- Set exercise
Your task is to gather the lines below that hold the string "this".

- Dataset rows
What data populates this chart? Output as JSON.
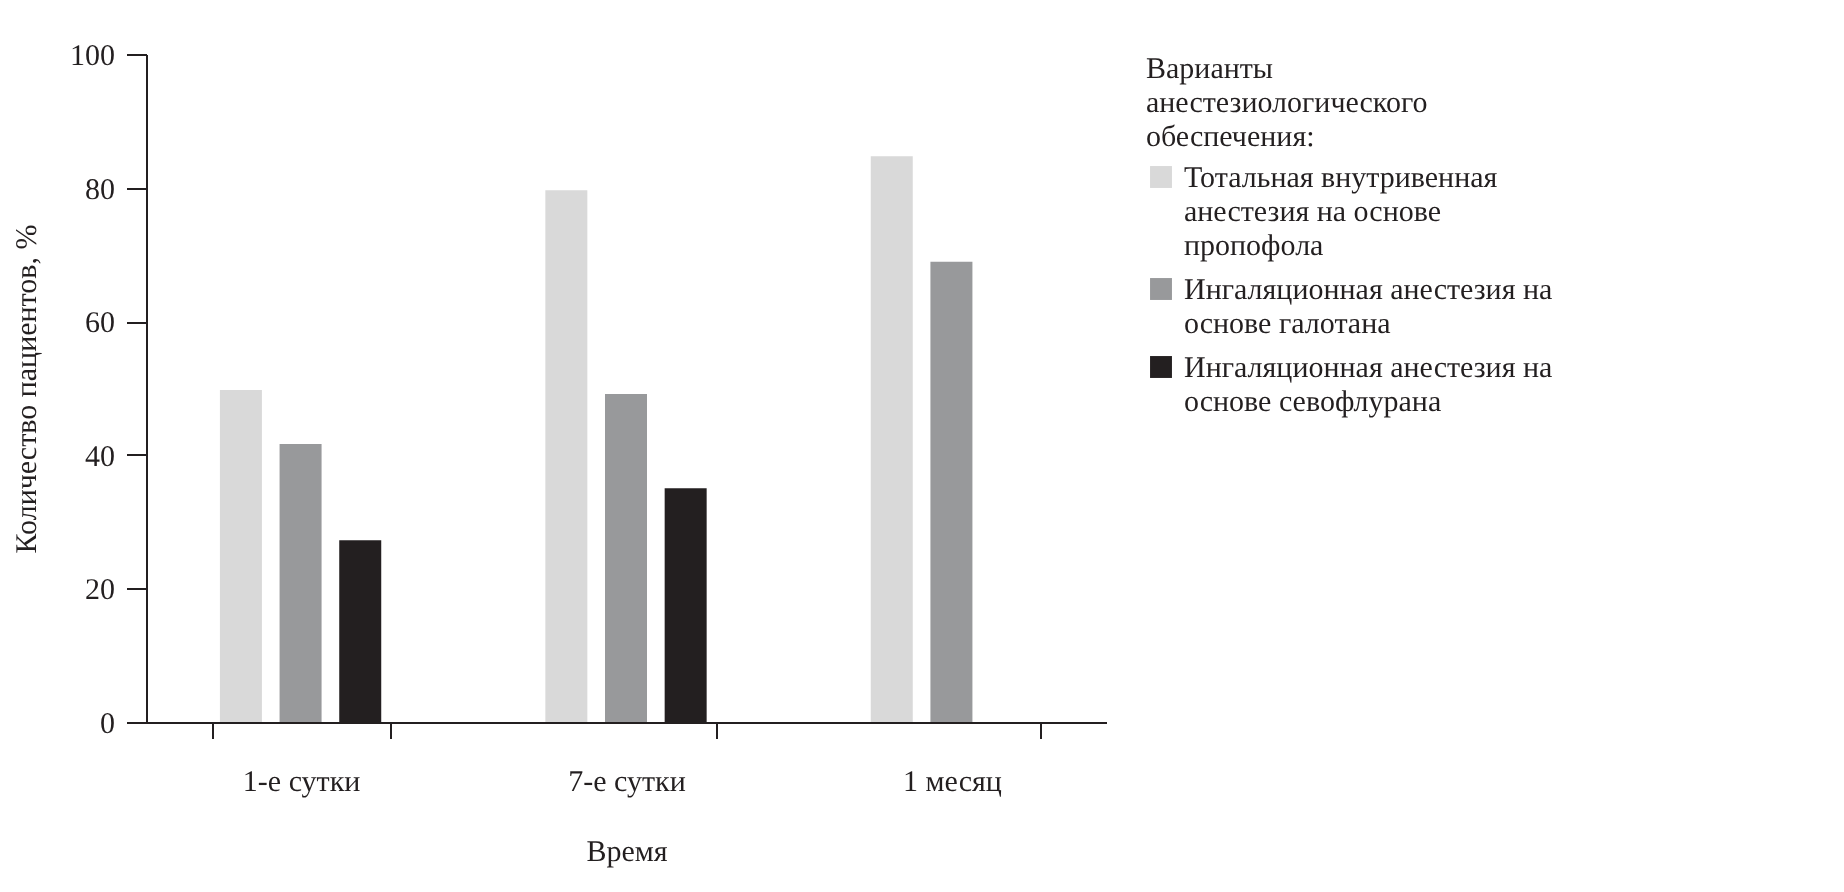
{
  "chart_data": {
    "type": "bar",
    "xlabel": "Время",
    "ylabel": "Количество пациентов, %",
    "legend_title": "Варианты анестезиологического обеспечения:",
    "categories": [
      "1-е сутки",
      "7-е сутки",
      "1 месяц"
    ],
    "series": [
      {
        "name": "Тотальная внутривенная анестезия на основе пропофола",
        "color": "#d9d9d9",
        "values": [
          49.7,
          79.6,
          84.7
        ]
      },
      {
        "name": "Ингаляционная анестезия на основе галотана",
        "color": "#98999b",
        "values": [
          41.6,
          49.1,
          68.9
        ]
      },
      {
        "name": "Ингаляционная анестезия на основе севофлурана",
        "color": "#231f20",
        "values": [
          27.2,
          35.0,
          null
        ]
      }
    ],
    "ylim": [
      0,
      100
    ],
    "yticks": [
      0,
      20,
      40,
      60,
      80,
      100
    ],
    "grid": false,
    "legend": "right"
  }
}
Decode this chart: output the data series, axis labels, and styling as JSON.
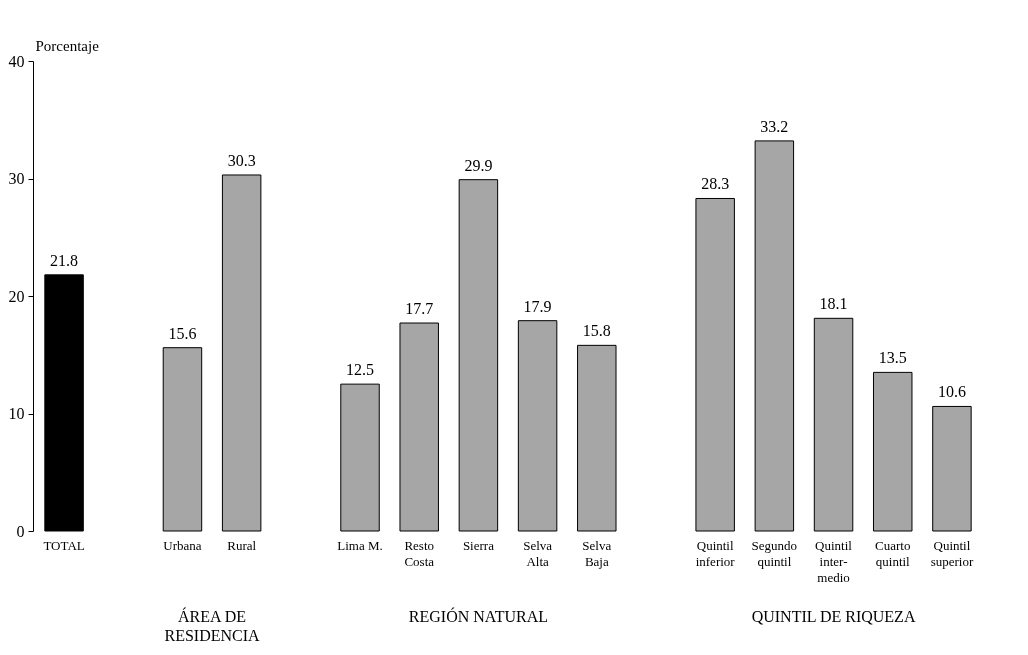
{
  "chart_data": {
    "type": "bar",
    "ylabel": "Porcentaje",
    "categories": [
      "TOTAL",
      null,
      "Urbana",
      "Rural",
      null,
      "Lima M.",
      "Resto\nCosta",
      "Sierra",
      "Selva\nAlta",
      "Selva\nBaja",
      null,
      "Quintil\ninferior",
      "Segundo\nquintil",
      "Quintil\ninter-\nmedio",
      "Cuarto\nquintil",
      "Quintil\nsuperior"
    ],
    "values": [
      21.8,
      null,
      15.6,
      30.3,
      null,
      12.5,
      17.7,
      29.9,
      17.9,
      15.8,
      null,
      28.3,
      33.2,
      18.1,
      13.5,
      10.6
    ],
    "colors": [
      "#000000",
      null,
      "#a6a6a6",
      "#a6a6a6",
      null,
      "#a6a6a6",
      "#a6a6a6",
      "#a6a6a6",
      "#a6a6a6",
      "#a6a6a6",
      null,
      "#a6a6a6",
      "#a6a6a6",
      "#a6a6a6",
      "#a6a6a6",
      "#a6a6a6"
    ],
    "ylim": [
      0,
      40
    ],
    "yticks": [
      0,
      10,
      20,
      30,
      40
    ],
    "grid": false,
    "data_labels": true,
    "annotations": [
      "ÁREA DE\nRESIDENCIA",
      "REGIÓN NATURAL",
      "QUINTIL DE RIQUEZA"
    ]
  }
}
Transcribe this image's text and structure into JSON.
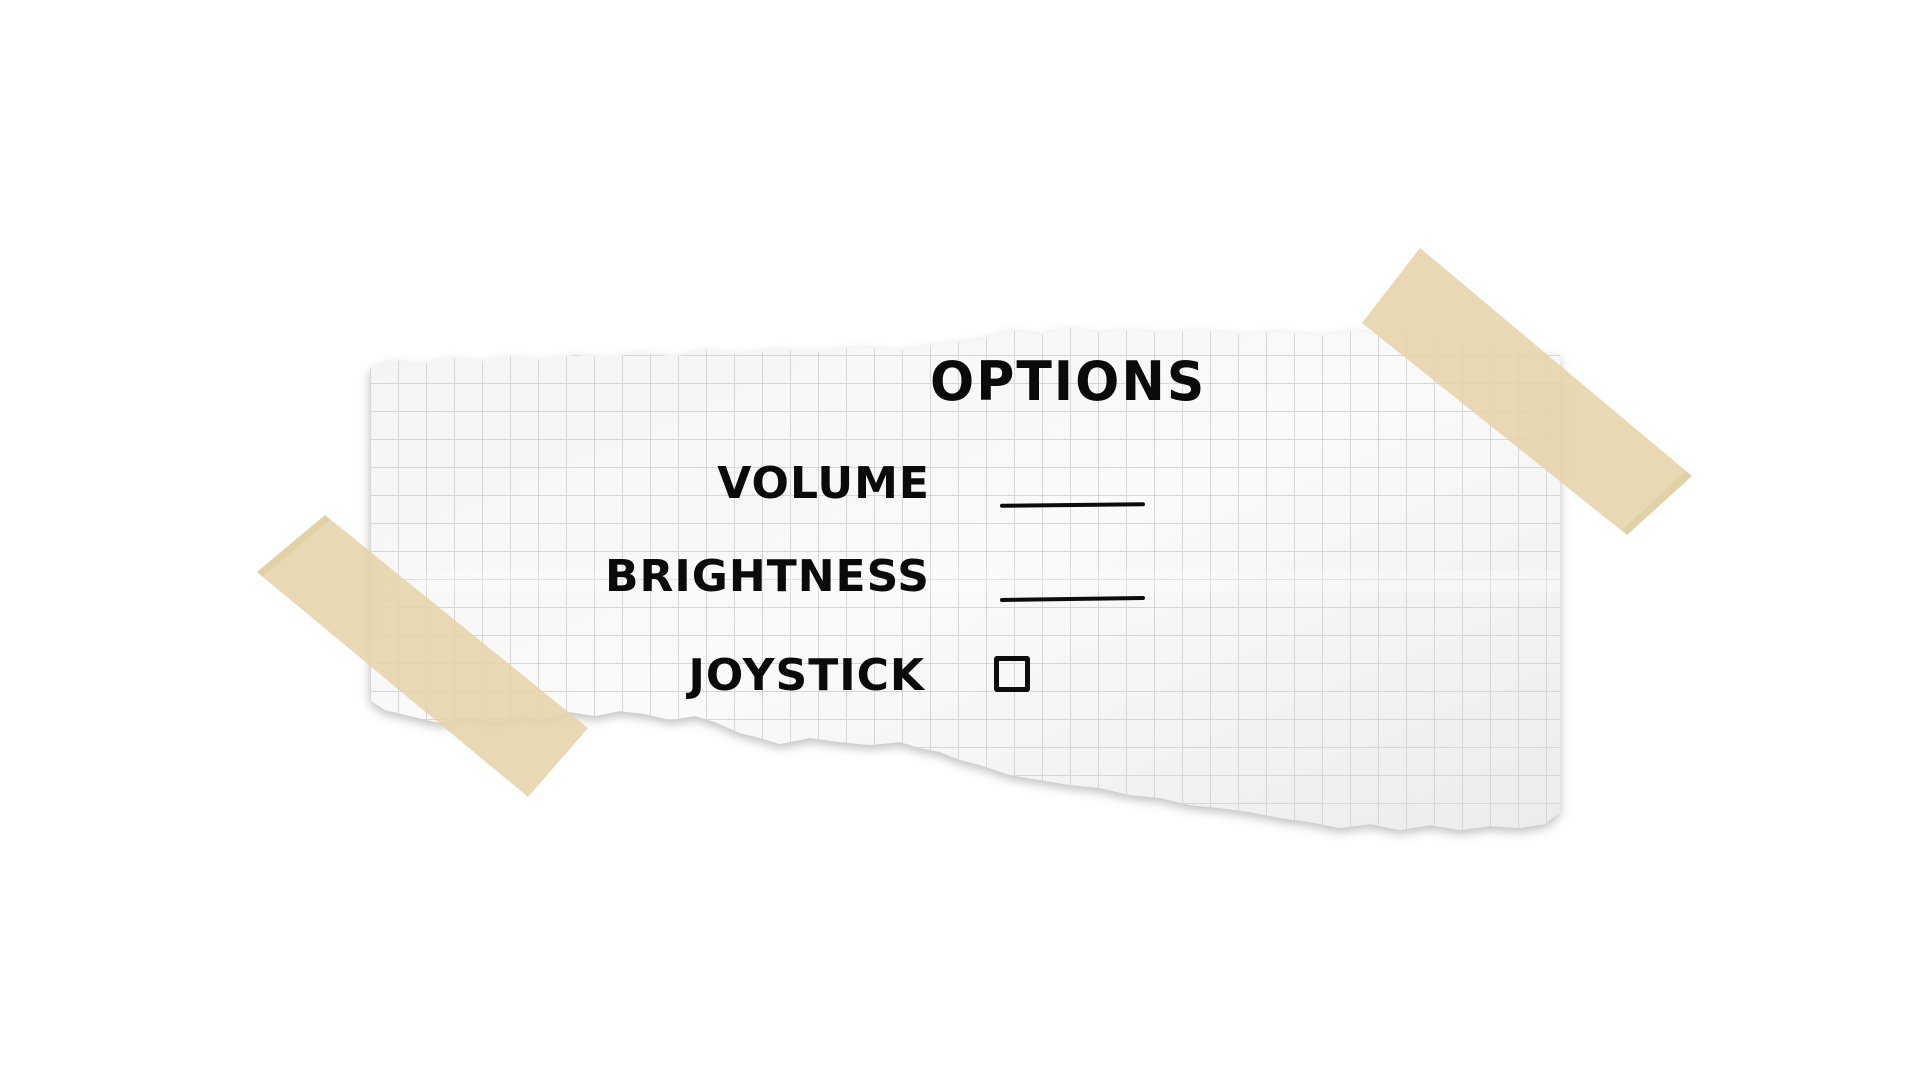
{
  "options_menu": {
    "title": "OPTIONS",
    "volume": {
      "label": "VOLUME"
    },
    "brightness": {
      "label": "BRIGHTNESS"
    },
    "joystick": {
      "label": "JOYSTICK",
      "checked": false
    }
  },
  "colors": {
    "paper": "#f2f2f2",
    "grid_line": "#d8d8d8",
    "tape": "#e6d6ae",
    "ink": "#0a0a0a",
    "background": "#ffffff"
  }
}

- Written solution
What data populates this chart? Output as JSON.
Decode this chart: output the data series, axis labels, and styling as JSON.
Transcribe this image's text and structure into JSON.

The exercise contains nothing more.